* Collected data *
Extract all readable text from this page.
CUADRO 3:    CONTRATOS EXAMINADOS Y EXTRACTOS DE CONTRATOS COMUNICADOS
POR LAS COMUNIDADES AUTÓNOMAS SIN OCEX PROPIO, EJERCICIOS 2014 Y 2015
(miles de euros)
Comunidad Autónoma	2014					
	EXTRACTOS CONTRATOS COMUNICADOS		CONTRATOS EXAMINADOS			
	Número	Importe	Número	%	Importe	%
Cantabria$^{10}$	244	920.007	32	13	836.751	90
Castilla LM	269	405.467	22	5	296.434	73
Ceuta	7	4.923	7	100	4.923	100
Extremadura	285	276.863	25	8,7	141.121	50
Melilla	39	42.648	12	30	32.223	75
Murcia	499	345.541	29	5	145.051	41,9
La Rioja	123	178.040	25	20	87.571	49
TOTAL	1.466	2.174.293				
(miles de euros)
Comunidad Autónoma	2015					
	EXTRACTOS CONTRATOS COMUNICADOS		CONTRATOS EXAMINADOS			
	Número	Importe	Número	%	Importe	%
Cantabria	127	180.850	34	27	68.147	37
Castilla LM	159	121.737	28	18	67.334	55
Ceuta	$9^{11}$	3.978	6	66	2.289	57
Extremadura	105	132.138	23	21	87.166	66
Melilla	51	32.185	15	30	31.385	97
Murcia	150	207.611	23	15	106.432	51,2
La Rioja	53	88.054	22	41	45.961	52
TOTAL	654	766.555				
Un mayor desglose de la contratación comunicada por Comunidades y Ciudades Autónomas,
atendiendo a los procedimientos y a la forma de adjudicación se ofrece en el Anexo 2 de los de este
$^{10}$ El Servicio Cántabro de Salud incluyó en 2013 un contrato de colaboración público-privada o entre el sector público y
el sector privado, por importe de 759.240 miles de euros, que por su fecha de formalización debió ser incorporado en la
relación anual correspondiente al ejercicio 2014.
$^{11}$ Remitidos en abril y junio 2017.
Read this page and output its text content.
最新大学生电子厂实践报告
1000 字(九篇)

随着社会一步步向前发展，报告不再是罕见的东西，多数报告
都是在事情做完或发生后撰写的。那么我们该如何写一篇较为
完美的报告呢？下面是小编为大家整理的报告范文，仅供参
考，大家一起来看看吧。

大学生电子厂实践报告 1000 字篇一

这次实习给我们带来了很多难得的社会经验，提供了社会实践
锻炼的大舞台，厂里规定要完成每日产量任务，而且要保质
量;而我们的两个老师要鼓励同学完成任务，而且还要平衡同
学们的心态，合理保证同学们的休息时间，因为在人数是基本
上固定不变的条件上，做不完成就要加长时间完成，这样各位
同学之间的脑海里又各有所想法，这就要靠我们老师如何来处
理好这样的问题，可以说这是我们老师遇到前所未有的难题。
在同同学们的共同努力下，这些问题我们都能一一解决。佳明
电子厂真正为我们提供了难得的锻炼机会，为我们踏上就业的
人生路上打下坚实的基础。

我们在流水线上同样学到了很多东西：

* Requirements *
Take every line from the data above that holds "Murcia" and copy it out.

* Exercise answer *
Murcia	499	345.541	29	5	145.051	41,9
Murcia	150	207.611	23	15	106.432	51,2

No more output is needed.